AIM:
Quote the entries word for word. Omit the pictures.

(Chart and figure data)
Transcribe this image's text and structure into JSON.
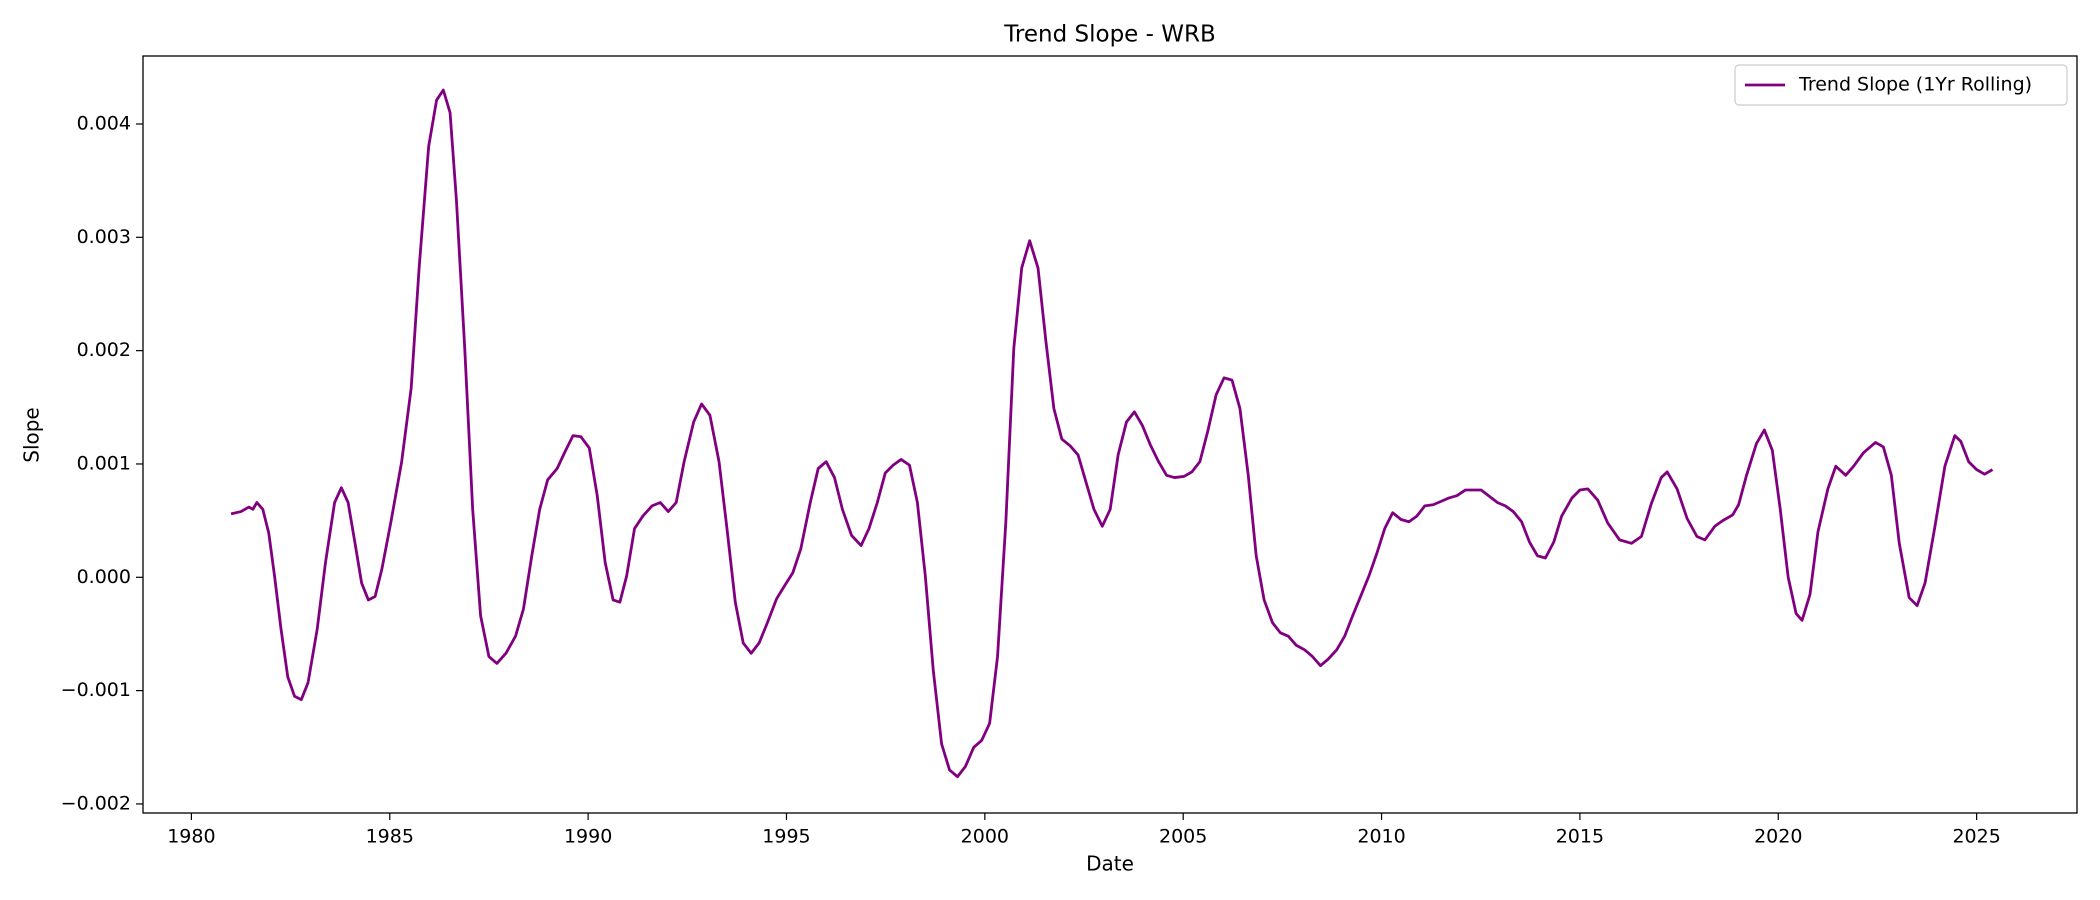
{
  "chart_data": {
    "type": "line",
    "title": "Trend Slope - WRB",
    "xlabel": "Date",
    "ylabel": "Slope",
    "legend": "upper right",
    "xlim": [
      1978.78,
      2027.53
    ],
    "xticks": [
      1980,
      1985,
      1990,
      1995,
      2000,
      2005,
      2010,
      2015,
      2020,
      2025
    ],
    "ylim": [
      -0.00208,
      0.0046
    ],
    "yticks": [
      {
        "value": -0.002,
        "label": "−0.002"
      },
      {
        "value": -0.001,
        "label": "−0.001"
      },
      {
        "value": 0,
        "label": "0.000"
      },
      0.001,
      0.002,
      0.003,
      0.004
    ],
    "x": [
      1981.0,
      1981.25,
      1981.45,
      1981.55,
      1981.65,
      1981.8,
      1981.95,
      1982.1,
      1982.26,
      1982.43,
      1982.6,
      1982.77,
      1982.94,
      1983.17,
      1983.38,
      1983.61,
      1983.78,
      1983.95,
      1984.12,
      1984.29,
      1984.46,
      1984.63,
      1984.8,
      1985.03,
      1985.3,
      1985.54,
      1985.74,
      1985.98,
      1986.18,
      1986.35,
      1986.52,
      1986.68,
      1986.89,
      1987.09,
      1987.29,
      1987.5,
      1987.7,
      1987.93,
      1988.17,
      1988.37,
      1988.58,
      1988.78,
      1988.98,
      1989.22,
      1989.42,
      1989.62,
      1989.82,
      1990.03,
      1990.23,
      1990.43,
      1990.63,
      1990.8,
      1990.97,
      1991.17,
      1991.38,
      1991.61,
      1991.82,
      1992.02,
      1992.22,
      1992.42,
      1992.66,
      1992.86,
      1993.07,
      1993.3,
      1993.5,
      1993.71,
      1993.91,
      1994.11,
      1994.31,
      1994.52,
      1994.75,
      1994.96,
      1995.16,
      1995.36,
      1995.6,
      1995.8,
      1996.0,
      1996.21,
      1996.41,
      1996.64,
      1996.88,
      1997.08,
      1997.29,
      1997.49,
      1997.69,
      1997.89,
      1998.1,
      1998.3,
      1998.5,
      1998.7,
      1998.91,
      1999.11,
      1999.31,
      1999.51,
      1999.72,
      1999.92,
      2000.12,
      2000.32,
      2000.53,
      2000.73,
      2000.93,
      2001.13,
      2001.34,
      2001.54,
      2001.74,
      2001.94,
      2002.15,
      2002.35,
      2002.55,
      2002.75,
      2002.96,
      2003.16,
      2003.36,
      2003.57,
      2003.77,
      2003.97,
      2004.17,
      2004.38,
      2004.58,
      2004.78,
      2005.02,
      2005.22,
      2005.42,
      2005.62,
      2005.83,
      2006.03,
      2006.23,
      2006.43,
      2006.64,
      2006.84,
      2007.04,
      2007.25,
      2007.45,
      2007.65,
      2007.85,
      2008.06,
      2008.26,
      2008.46,
      2008.66,
      2008.87,
      2009.07,
      2009.27,
      2009.47,
      2009.68,
      2009.88,
      2010.08,
      2010.28,
      2010.49,
      2010.69,
      2010.89,
      2011.09,
      2011.3,
      2011.5,
      2011.7,
      2011.9,
      2012.11,
      2012.51,
      2012.92,
      2013.12,
      2013.32,
      2013.53,
      2013.73,
      2013.93,
      2014.13,
      2014.34,
      2014.54,
      2014.8,
      2015.0,
      2015.2,
      2015.45,
      2015.7,
      2016.0,
      2016.3,
      2016.55,
      2016.8,
      2017.05,
      2017.2,
      2017.45,
      2017.7,
      2017.95,
      2018.15,
      2018.4,
      2018.6,
      2018.85,
      2019.0,
      2019.2,
      2019.45,
      2019.65,
      2019.85,
      2020.05,
      2020.25,
      2020.45,
      2020.6,
      2020.8,
      2021.0,
      2021.25,
      2021.45,
      2021.7,
      2021.9,
      2022.15,
      2022.45,
      2022.65,
      2022.85,
      2023.05,
      2023.3,
      2023.5,
      2023.7,
      2023.95,
      2024.2,
      2024.45,
      2024.6,
      2024.8,
      2025.0,
      2025.2,
      2025.4
    ],
    "series": [
      {
        "name": "Trend Slope (1Yr Rolling)",
        "color": "#800080",
        "values": [
          0.00056,
          0.00058,
          0.00062,
          0.0006,
          0.00066,
          0.0006,
          0.00039,
          0.0,
          -0.00046,
          -0.00088,
          -0.00105,
          -0.00108,
          -0.00093,
          -0.00046,
          0.00013,
          0.00066,
          0.00079,
          0.00066,
          0.00031,
          -5e-05,
          -0.0002,
          -0.00017,
          7e-05,
          0.00049,
          0.00102,
          0.00167,
          0.00273,
          0.0038,
          0.00421,
          0.0043,
          0.0041,
          0.00333,
          0.00202,
          0.0006,
          -0.00034,
          -0.0007,
          -0.00076,
          -0.00067,
          -0.00052,
          -0.00028,
          0.00019,
          0.0006,
          0.00086,
          0.00096,
          0.00111,
          0.00125,
          0.00124,
          0.00114,
          0.00072,
          0.00013,
          -0.0002,
          -0.00022,
          1e-05,
          0.00043,
          0.00054,
          0.00063,
          0.00066,
          0.00058,
          0.00066,
          0.00102,
          0.00137,
          0.00153,
          0.00143,
          0.00102,
          0.00043,
          -0.00022,
          -0.00058,
          -0.00067,
          -0.00058,
          -0.0004,
          -0.00019,
          -7e-05,
          4e-05,
          0.00025,
          0.00066,
          0.00096,
          0.00102,
          0.00088,
          0.0006,
          0.00037,
          0.00028,
          0.00043,
          0.00066,
          0.00092,
          0.00099,
          0.00104,
          0.00099,
          0.00066,
          1e-05,
          -0.00082,
          -0.00147,
          -0.0017,
          -0.00176,
          -0.00167,
          -0.0015,
          -0.00144,
          -0.00129,
          -0.0007,
          0.00049,
          0.00202,
          0.00273,
          0.00297,
          0.00273,
          0.00208,
          0.00149,
          0.00122,
          0.00116,
          0.00108,
          0.00084,
          0.0006,
          0.00045,
          0.0006,
          0.00108,
          0.00137,
          0.00146,
          0.00134,
          0.00117,
          0.00102,
          0.0009,
          0.00088,
          0.00089,
          0.00093,
          0.00102,
          0.00129,
          0.00161,
          0.00176,
          0.00174,
          0.00149,
          0.0009,
          0.00019,
          -0.0002,
          -0.0004,
          -0.00049,
          -0.00052,
          -0.0006,
          -0.00064,
          -0.0007,
          -0.00078,
          -0.00072,
          -0.00064,
          -0.00052,
          -0.00034,
          -0.00017,
          1e-05,
          0.00021,
          0.00043,
          0.00057,
          0.00051,
          0.00049,
          0.00054,
          0.00063,
          0.00064,
          0.00067,
          0.0007,
          0.00072,
          0.00077,
          0.00077,
          0.00066,
          0.00063,
          0.00058,
          0.00049,
          0.00031,
          0.00019,
          0.00017,
          0.00031,
          0.00054,
          0.0007,
          0.00077,
          0.00078,
          0.00068,
          0.00048,
          0.00033,
          0.0003,
          0.00036,
          0.00065,
          0.00088,
          0.00093,
          0.00078,
          0.00052,
          0.00036,
          0.00033,
          0.00045,
          0.0005,
          0.00055,
          0.00064,
          0.0009,
          0.00118,
          0.0013,
          0.00112,
          0.0006,
          0.0,
          -0.00032,
          -0.00038,
          -0.00015,
          0.0004,
          0.00078,
          0.00098,
          0.0009,
          0.00098,
          0.0011,
          0.00119,
          0.00115,
          0.0009,
          0.0003,
          -0.00018,
          -0.00025,
          -5e-05,
          0.00045,
          0.00098,
          0.00125,
          0.0012,
          0.00102,
          0.00095,
          0.00091,
          0.00095
        ]
      }
    ]
  }
}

RESULT BELOW:
Transcribe this image's text and structure into JSON.
{
  "chart_data": {
    "type": "line",
    "title": "Trend Slope - WRB",
    "xlabel": "Date",
    "ylabel": "Slope",
    "legend": "upper right",
    "xlim": [
      1978.78,
      2027.53
    ],
    "xticks": [
      1980,
      1985,
      1990,
      1995,
      2000,
      2005,
      2010,
      2015,
      2020,
      2025
    ],
    "ylim": [
      -0.00208,
      0.0046
    ],
    "yticks": [
      {
        "value": -0.002,
        "label": "−0.002"
      },
      {
        "value": -0.001,
        "label": "−0.001"
      },
      {
        "value": 0,
        "label": "0.000"
      },
      0.001,
      0.002,
      0.003,
      0.004
    ],
    "x": [
      1981.0,
      1981.25,
      1981.45,
      1981.55,
      1981.65,
      1981.8,
      1981.95,
      1982.1,
      1982.26,
      1982.43,
      1982.6,
      1982.77,
      1982.94,
      1983.17,
      1983.38,
      1983.61,
      1983.78,
      1983.95,
      1984.12,
      1984.29,
      1984.46,
      1984.63,
      1984.8,
      1985.03,
      1985.3,
      1985.54,
      1985.74,
      1985.98,
      1986.18,
      1986.35,
      1986.52,
      1986.68,
      1986.89,
      1987.09,
      1987.29,
      1987.5,
      1987.7,
      1987.93,
      1988.17,
      1988.37,
      1988.58,
      1988.78,
      1988.98,
      1989.22,
      1989.42,
      1989.62,
      1989.82,
      1990.03,
      1990.23,
      1990.43,
      1990.63,
      1990.8,
      1990.97,
      1991.17,
      1991.38,
      1991.61,
      1991.82,
      1992.02,
      1992.22,
      1992.42,
      1992.66,
      1992.86,
      1993.07,
      1993.3,
      1993.5,
      1993.71,
      1993.91,
      1994.11,
      1994.31,
      1994.52,
      1994.75,
      1994.96,
      1995.16,
      1995.36,
      1995.6,
      1995.8,
      1996.0,
      1996.21,
      1996.41,
      1996.64,
      1996.88,
      1997.08,
      1997.29,
      1997.49,
      1997.69,
      1997.89,
      1998.1,
      1998.3,
      1998.5,
      1998.7,
      1998.91,
      1999.11,
      1999.31,
      1999.51,
      1999.72,
      1999.92,
      2000.12,
      2000.32,
      2000.53,
      2000.73,
      2000.93,
      2001.13,
      2001.34,
      2001.54,
      2001.74,
      2001.94,
      2002.15,
      2002.35,
      2002.55,
      2002.75,
      2002.96,
      2003.16,
      2003.36,
      2003.57,
      2003.77,
      2003.97,
      2004.17,
      2004.38,
      2004.58,
      2004.78,
      2005.02,
      2005.22,
      2005.42,
      2005.62,
      2005.83,
      2006.03,
      2006.23,
      2006.43,
      2006.64,
      2006.84,
      2007.04,
      2007.25,
      2007.45,
      2007.65,
      2007.85,
      2008.06,
      2008.26,
      2008.46,
      2008.66,
      2008.87,
      2009.07,
      2009.27,
      2009.47,
      2009.68,
      2009.88,
      2010.08,
      2010.28,
      2010.49,
      2010.69,
      2010.89,
      2011.09,
      2011.3,
      2011.5,
      2011.7,
      2011.9,
      2012.11,
      2012.51,
      2012.92,
      2013.12,
      2013.32,
      2013.53,
      2013.73,
      2013.93,
      2014.13,
      2014.34,
      2014.54,
      2014.8,
      2015.0,
      2015.2,
      2015.45,
      2015.7,
      2016.0,
      2016.3,
      2016.55,
      2016.8,
      2017.05,
      2017.2,
      2017.45,
      2017.7,
      2017.95,
      2018.15,
      2018.4,
      2018.6,
      2018.85,
      2019.0,
      2019.2,
      2019.45,
      2019.65,
      2019.85,
      2020.05,
      2020.25,
      2020.45,
      2020.6,
      2020.8,
      2021.0,
      2021.25,
      2021.45,
      2021.7,
      2021.9,
      2022.15,
      2022.45,
      2022.65,
      2022.85,
      2023.05,
      2023.3,
      2023.5,
      2023.7,
      2023.95,
      2024.2,
      2024.45,
      2024.6,
      2024.8,
      2025.0,
      2025.2,
      2025.4
    ],
    "series": [
      {
        "name": "Trend Slope (1Yr Rolling)",
        "color": "#800080",
        "values": [
          0.00056,
          0.00058,
          0.00062,
          0.0006,
          0.00066,
          0.0006,
          0.00039,
          0.0,
          -0.00046,
          -0.00088,
          -0.00105,
          -0.00108,
          -0.00093,
          -0.00046,
          0.00013,
          0.00066,
          0.00079,
          0.00066,
          0.00031,
          -5e-05,
          -0.0002,
          -0.00017,
          7e-05,
          0.00049,
          0.00102,
          0.00167,
          0.00273,
          0.0038,
          0.00421,
          0.0043,
          0.0041,
          0.00333,
          0.00202,
          0.0006,
          -0.00034,
          -0.0007,
          -0.00076,
          -0.00067,
          -0.00052,
          -0.00028,
          0.00019,
          0.0006,
          0.00086,
          0.00096,
          0.00111,
          0.00125,
          0.00124,
          0.00114,
          0.00072,
          0.00013,
          -0.0002,
          -0.00022,
          1e-05,
          0.00043,
          0.00054,
          0.00063,
          0.00066,
          0.00058,
          0.00066,
          0.00102,
          0.00137,
          0.00153,
          0.00143,
          0.00102,
          0.00043,
          -0.00022,
          -0.00058,
          -0.00067,
          -0.00058,
          -0.0004,
          -0.00019,
          -7e-05,
          4e-05,
          0.00025,
          0.00066,
          0.00096,
          0.00102,
          0.00088,
          0.0006,
          0.00037,
          0.00028,
          0.00043,
          0.00066,
          0.00092,
          0.00099,
          0.00104,
          0.00099,
          0.00066,
          1e-05,
          -0.00082,
          -0.00147,
          -0.0017,
          -0.00176,
          -0.00167,
          -0.0015,
          -0.00144,
          -0.00129,
          -0.0007,
          0.00049,
          0.00202,
          0.00273,
          0.00297,
          0.00273,
          0.00208,
          0.00149,
          0.00122,
          0.00116,
          0.00108,
          0.00084,
          0.0006,
          0.00045,
          0.0006,
          0.00108,
          0.00137,
          0.00146,
          0.00134,
          0.00117,
          0.00102,
          0.0009,
          0.00088,
          0.00089,
          0.00093,
          0.00102,
          0.00129,
          0.00161,
          0.00176,
          0.00174,
          0.00149,
          0.0009,
          0.00019,
          -0.0002,
          -0.0004,
          -0.00049,
          -0.00052,
          -0.0006,
          -0.00064,
          -0.0007,
          -0.00078,
          -0.00072,
          -0.00064,
          -0.00052,
          -0.00034,
          -0.00017,
          1e-05,
          0.00021,
          0.00043,
          0.00057,
          0.00051,
          0.00049,
          0.00054,
          0.00063,
          0.00064,
          0.00067,
          0.0007,
          0.00072,
          0.00077,
          0.00077,
          0.00066,
          0.00063,
          0.00058,
          0.00049,
          0.00031,
          0.00019,
          0.00017,
          0.00031,
          0.00054,
          0.0007,
          0.00077,
          0.00078,
          0.00068,
          0.00048,
          0.00033,
          0.0003,
          0.00036,
          0.00065,
          0.00088,
          0.00093,
          0.00078,
          0.00052,
          0.00036,
          0.00033,
          0.00045,
          0.0005,
          0.00055,
          0.00064,
          0.0009,
          0.00118,
          0.0013,
          0.00112,
          0.0006,
          0.0,
          -0.00032,
          -0.00038,
          -0.00015,
          0.0004,
          0.00078,
          0.00098,
          0.0009,
          0.00098,
          0.0011,
          0.00119,
          0.00115,
          0.0009,
          0.0003,
          -0.00018,
          -0.00025,
          -5e-05,
          0.00045,
          0.00098,
          0.00125,
          0.0012,
          0.00102,
          0.00095,
          0.00091,
          0.00095
        ]
      }
    ]
  }
}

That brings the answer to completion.